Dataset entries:
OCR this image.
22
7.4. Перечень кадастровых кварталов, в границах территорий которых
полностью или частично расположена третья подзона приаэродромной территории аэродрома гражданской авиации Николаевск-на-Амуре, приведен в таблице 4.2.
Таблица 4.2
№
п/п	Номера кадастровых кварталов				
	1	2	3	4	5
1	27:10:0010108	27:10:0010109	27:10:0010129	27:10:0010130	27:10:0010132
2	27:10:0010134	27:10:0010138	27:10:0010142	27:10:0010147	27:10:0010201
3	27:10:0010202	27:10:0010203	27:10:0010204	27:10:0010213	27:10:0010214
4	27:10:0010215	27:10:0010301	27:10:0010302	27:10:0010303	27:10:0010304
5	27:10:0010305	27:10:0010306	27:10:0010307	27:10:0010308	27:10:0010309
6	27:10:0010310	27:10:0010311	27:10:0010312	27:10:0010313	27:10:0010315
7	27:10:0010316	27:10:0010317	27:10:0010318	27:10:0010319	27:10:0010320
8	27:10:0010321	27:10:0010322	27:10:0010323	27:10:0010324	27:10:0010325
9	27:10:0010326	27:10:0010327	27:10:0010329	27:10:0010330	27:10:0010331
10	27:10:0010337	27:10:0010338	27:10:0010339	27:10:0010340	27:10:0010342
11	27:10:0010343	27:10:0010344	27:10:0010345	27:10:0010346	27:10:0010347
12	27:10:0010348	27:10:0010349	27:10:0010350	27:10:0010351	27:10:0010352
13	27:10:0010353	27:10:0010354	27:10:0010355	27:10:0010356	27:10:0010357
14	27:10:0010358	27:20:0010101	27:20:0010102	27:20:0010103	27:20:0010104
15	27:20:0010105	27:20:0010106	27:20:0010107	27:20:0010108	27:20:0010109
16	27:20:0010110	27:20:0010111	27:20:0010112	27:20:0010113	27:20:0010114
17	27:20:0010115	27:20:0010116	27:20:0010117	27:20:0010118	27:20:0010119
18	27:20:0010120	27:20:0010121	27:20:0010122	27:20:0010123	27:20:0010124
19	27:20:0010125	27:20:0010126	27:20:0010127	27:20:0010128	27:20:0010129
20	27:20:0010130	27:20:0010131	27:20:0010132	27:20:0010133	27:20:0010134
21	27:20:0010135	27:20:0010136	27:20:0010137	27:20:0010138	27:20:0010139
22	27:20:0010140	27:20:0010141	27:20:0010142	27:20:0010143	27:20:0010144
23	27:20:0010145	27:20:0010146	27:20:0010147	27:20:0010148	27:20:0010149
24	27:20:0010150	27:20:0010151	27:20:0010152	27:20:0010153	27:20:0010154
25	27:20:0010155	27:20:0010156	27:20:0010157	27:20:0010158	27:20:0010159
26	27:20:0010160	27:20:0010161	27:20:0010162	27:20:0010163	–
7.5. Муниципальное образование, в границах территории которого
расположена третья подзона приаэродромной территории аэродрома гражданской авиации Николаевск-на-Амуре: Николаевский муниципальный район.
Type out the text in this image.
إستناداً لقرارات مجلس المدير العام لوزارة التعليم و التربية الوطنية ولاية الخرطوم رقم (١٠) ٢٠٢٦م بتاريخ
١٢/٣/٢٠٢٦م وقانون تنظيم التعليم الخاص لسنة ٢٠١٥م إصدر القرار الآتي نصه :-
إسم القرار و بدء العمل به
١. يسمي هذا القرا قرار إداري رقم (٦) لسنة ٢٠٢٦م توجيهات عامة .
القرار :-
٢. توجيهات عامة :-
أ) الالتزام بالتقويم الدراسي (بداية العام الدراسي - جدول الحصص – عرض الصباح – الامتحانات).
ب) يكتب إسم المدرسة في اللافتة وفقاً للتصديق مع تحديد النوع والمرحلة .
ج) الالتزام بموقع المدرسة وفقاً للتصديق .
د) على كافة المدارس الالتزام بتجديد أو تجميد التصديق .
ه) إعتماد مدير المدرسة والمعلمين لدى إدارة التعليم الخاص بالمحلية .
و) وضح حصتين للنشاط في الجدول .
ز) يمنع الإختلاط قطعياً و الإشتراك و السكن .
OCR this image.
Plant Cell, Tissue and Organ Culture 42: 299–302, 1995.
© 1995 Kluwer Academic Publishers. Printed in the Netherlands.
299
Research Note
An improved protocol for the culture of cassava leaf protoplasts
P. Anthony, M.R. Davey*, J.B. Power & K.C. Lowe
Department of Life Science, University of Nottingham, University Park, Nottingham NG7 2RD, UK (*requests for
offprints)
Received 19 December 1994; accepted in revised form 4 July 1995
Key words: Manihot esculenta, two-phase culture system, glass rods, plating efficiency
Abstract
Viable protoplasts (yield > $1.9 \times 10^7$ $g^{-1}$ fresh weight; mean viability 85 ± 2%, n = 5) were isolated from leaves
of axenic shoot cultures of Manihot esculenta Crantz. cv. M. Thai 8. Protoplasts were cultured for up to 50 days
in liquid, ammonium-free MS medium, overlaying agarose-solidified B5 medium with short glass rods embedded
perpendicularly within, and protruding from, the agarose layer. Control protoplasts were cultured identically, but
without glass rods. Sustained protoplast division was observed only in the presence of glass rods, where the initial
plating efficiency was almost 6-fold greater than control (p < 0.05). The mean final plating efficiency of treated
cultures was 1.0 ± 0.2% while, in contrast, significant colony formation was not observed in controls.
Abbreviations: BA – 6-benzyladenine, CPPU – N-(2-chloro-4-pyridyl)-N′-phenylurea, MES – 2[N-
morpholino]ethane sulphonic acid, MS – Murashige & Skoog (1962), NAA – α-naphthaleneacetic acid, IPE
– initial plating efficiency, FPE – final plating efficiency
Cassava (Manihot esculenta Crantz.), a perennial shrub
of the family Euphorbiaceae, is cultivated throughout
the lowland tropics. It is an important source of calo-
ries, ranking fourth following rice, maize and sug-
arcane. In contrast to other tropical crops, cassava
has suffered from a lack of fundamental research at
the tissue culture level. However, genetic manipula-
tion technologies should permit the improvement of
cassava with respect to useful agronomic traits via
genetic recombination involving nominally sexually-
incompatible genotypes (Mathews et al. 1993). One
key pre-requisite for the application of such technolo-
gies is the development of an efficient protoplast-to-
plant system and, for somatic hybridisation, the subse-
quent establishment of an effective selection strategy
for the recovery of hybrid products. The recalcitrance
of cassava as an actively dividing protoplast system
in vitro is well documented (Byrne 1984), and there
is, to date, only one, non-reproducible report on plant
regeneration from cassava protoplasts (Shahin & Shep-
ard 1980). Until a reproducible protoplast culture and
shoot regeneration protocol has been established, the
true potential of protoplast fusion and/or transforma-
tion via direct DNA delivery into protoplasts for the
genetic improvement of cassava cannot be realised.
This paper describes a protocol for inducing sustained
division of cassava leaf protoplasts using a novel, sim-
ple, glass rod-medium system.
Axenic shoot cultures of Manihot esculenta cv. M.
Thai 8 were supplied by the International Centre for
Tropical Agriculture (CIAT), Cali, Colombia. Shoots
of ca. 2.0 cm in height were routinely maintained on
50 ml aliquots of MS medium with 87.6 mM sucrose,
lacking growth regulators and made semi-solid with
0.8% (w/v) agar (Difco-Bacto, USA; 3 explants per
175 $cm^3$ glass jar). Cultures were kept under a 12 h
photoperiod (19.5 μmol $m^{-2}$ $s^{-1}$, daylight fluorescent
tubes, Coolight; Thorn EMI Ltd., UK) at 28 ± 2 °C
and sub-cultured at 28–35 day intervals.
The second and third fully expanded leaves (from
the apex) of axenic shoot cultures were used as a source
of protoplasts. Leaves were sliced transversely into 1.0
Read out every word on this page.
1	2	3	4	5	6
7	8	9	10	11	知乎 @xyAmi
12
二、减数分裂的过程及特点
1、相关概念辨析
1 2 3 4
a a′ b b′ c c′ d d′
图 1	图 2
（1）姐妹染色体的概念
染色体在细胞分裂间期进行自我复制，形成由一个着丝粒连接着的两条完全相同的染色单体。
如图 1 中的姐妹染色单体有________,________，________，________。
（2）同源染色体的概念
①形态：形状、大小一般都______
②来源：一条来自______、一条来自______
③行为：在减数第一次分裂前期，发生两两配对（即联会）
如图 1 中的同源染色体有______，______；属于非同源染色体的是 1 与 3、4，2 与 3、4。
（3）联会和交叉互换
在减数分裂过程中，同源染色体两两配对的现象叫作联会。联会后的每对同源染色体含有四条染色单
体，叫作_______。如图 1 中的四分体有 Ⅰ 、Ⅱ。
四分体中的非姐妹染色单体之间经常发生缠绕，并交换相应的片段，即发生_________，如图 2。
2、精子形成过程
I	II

#### [WHAT IS EXPECTED]
From the data above, copy each line where the string "medium" appears.

#### [THE SOLUTION]
in liquid, ammonium-free MS medium, overlaying agarose-solidified B5 medium with short glass rods embedded
ple, glass rod-medium system.
50 ml aliquots of MS medium with 87.6 mM sucrose,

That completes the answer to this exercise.